[Written task]:
All of the material should be reproduced exactly, with pictures left out.

[Data to process]:
+ + + + + + +

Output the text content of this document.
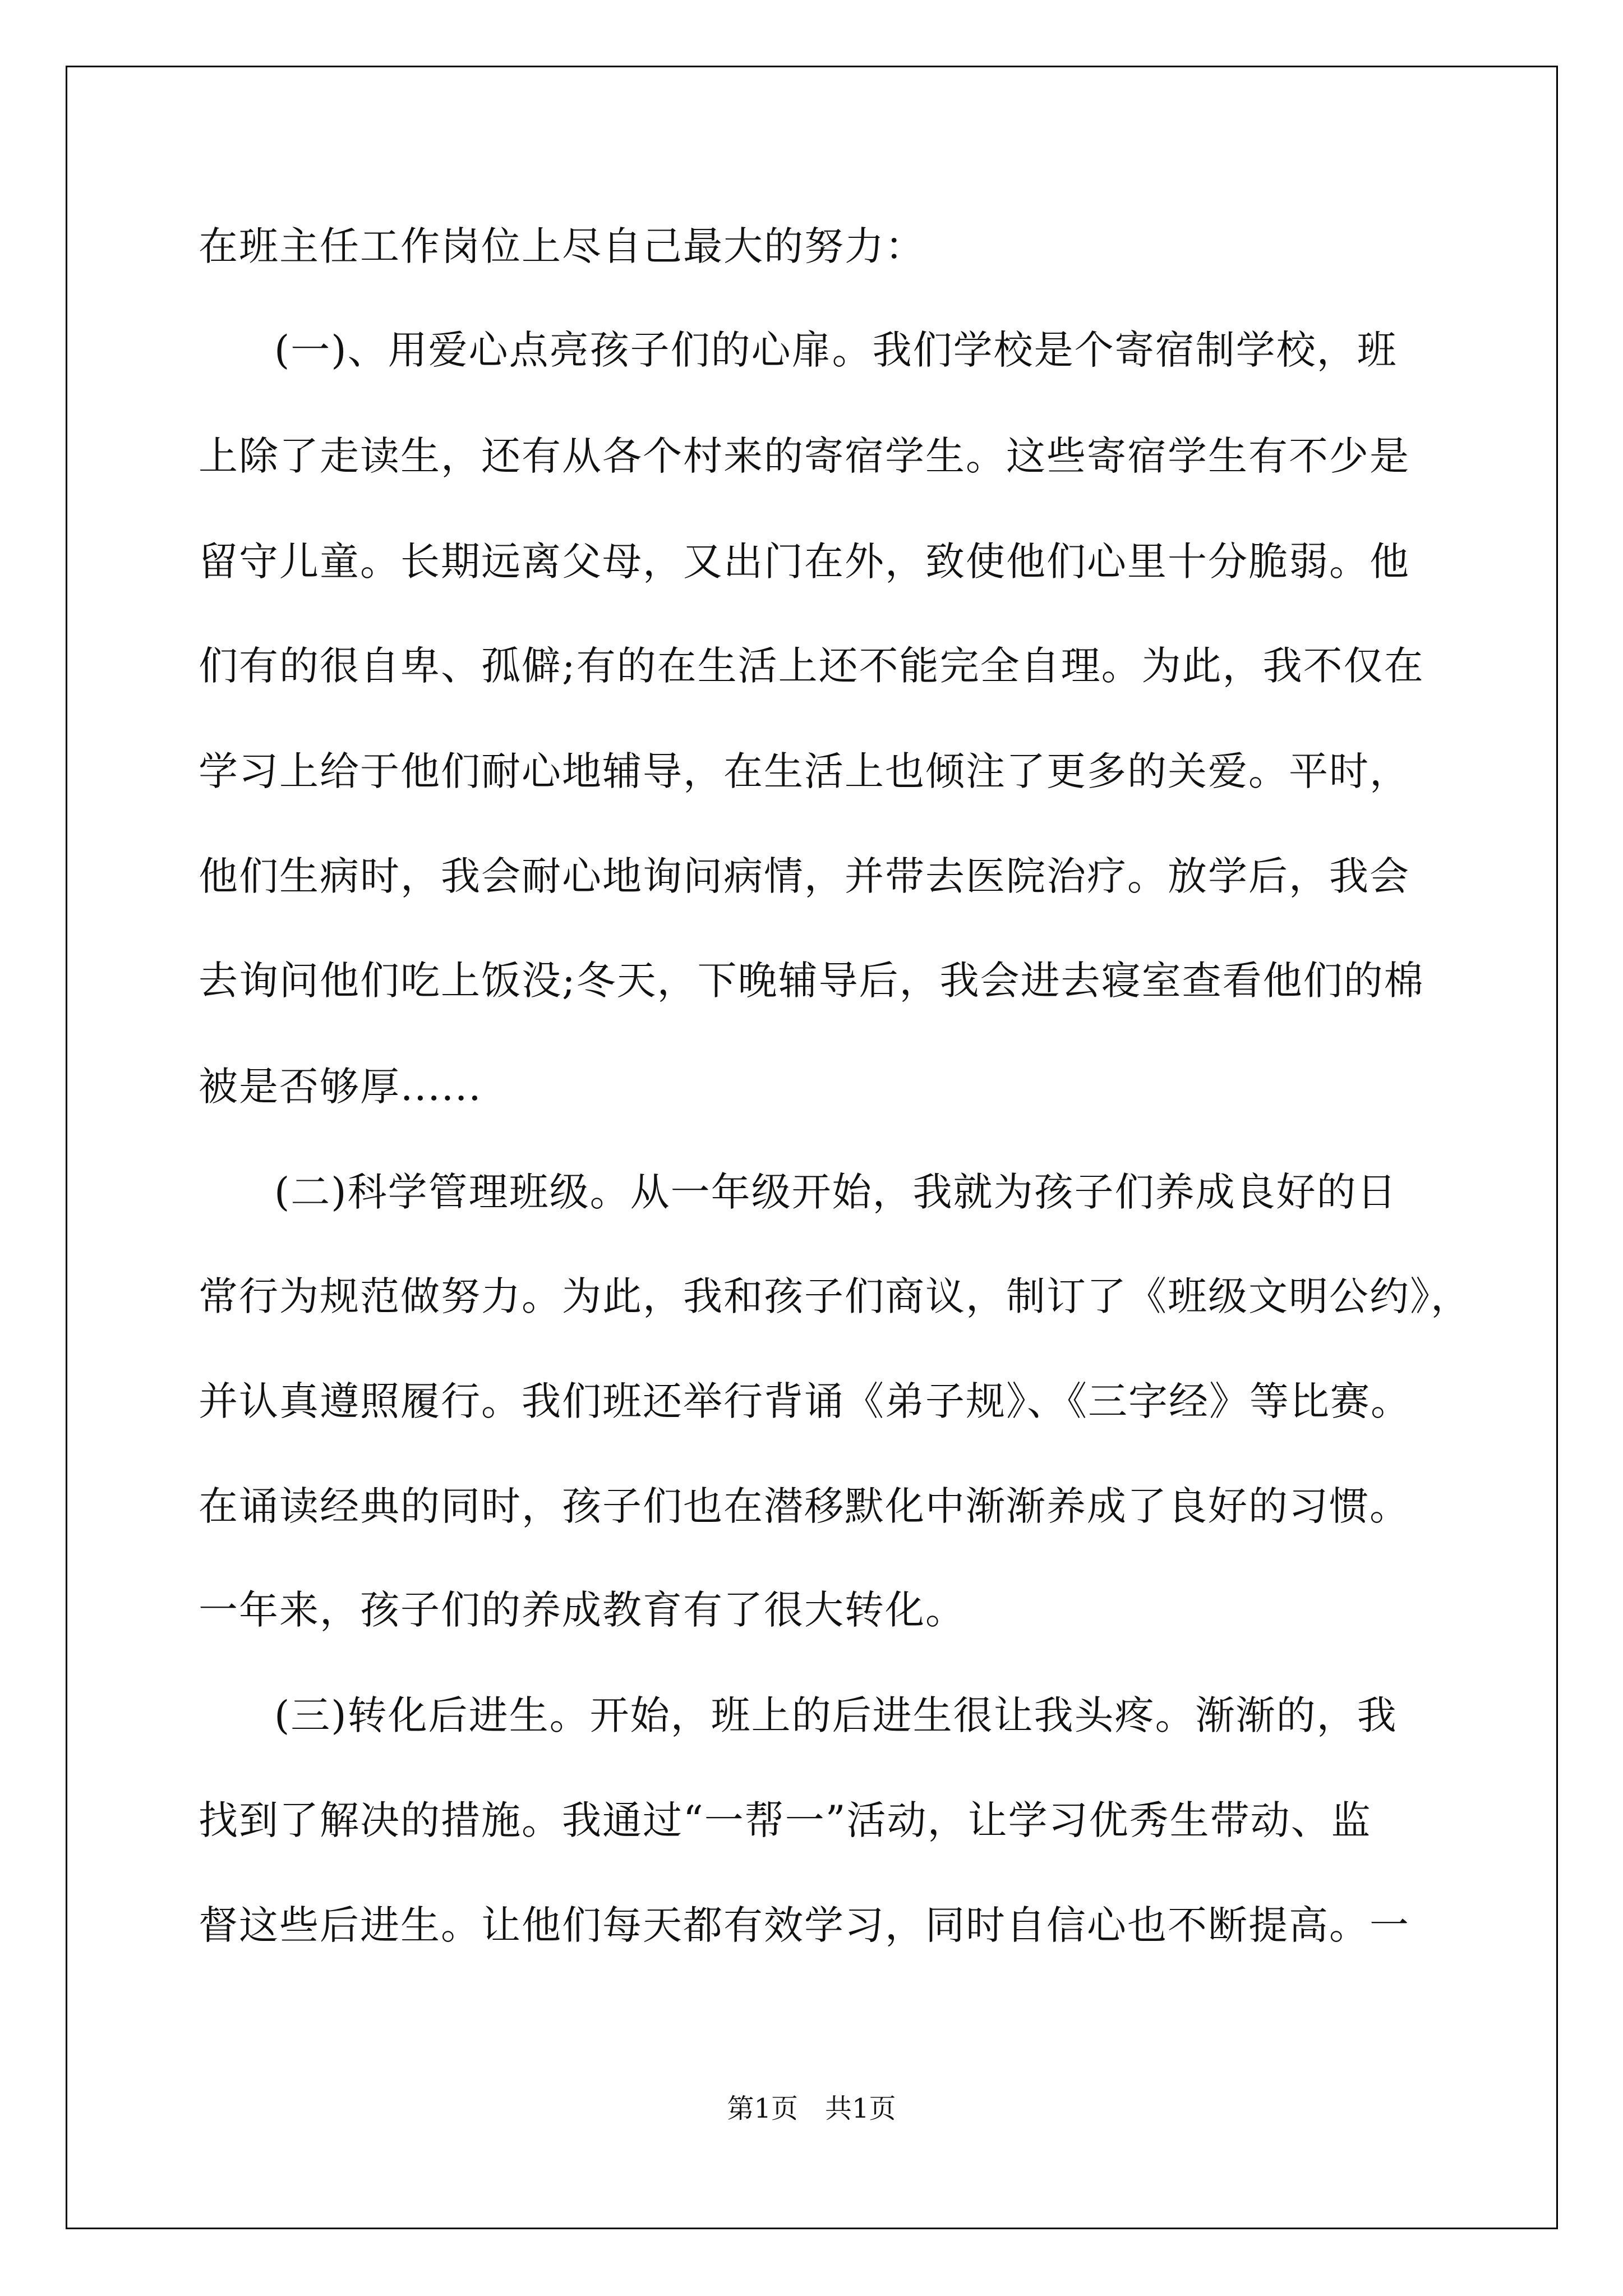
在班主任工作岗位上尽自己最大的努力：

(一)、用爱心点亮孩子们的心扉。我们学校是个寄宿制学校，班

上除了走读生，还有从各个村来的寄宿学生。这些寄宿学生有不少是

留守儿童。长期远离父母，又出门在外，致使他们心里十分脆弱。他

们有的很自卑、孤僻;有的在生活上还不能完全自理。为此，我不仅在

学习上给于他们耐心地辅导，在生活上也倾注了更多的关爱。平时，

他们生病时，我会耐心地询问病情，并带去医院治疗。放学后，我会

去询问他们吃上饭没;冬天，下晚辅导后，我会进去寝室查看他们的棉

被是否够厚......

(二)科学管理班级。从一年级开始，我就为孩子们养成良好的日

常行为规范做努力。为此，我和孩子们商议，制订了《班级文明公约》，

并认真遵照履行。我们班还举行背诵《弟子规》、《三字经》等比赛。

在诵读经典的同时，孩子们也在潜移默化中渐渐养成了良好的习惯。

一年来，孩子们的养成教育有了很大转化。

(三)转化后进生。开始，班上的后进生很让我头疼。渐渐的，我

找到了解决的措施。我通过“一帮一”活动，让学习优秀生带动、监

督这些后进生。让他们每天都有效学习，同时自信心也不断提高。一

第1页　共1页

+ + + + + + +

[The result]:
Output the text content of this document.
在班主任工作岗位上尽自己最大的努力：

(一)、用爱心点亮孩子们的心扉。我们学校是个寄宿制学校，班

上除了走读生，还有从各个村来的寄宿学生。这些寄宿学生有不少是

留守儿童。长期远离父母，又出门在外，致使他们心里十分脆弱。他

们有的很自卑、孤僻;有的在生活上还不能完全自理。为此，我不仅在

学习上给于他们耐心地辅导，在生活上也倾注了更多的关爱。平时，

他们生病时，我会耐心地询问病情，并带去医院治疗。放学后，我会

去询问他们吃上饭没;冬天，下晚辅导后，我会进去寝室查看他们的棉

被是否够厚......

(二)科学管理班级。从一年级开始，我就为孩子们养成良好的日

常行为规范做努力。为此，我和孩子们商议，制订了《班级文明公约》，

并认真遵照履行。我们班还举行背诵《弟子规》、《三字经》等比赛。

在诵读经典的同时，孩子们也在潜移默化中渐渐养成了良好的习惯。

一年来，孩子们的养成教育有了很大转化。

(三)转化后进生。开始，班上的后进生很让我头疼。渐渐的，我

找到了解决的措施。我通过“一帮一”活动，让学习优秀生带动、监

督这些后进生。让他们每天都有效学习，同时自信心也不断提高。一

第1页　共1页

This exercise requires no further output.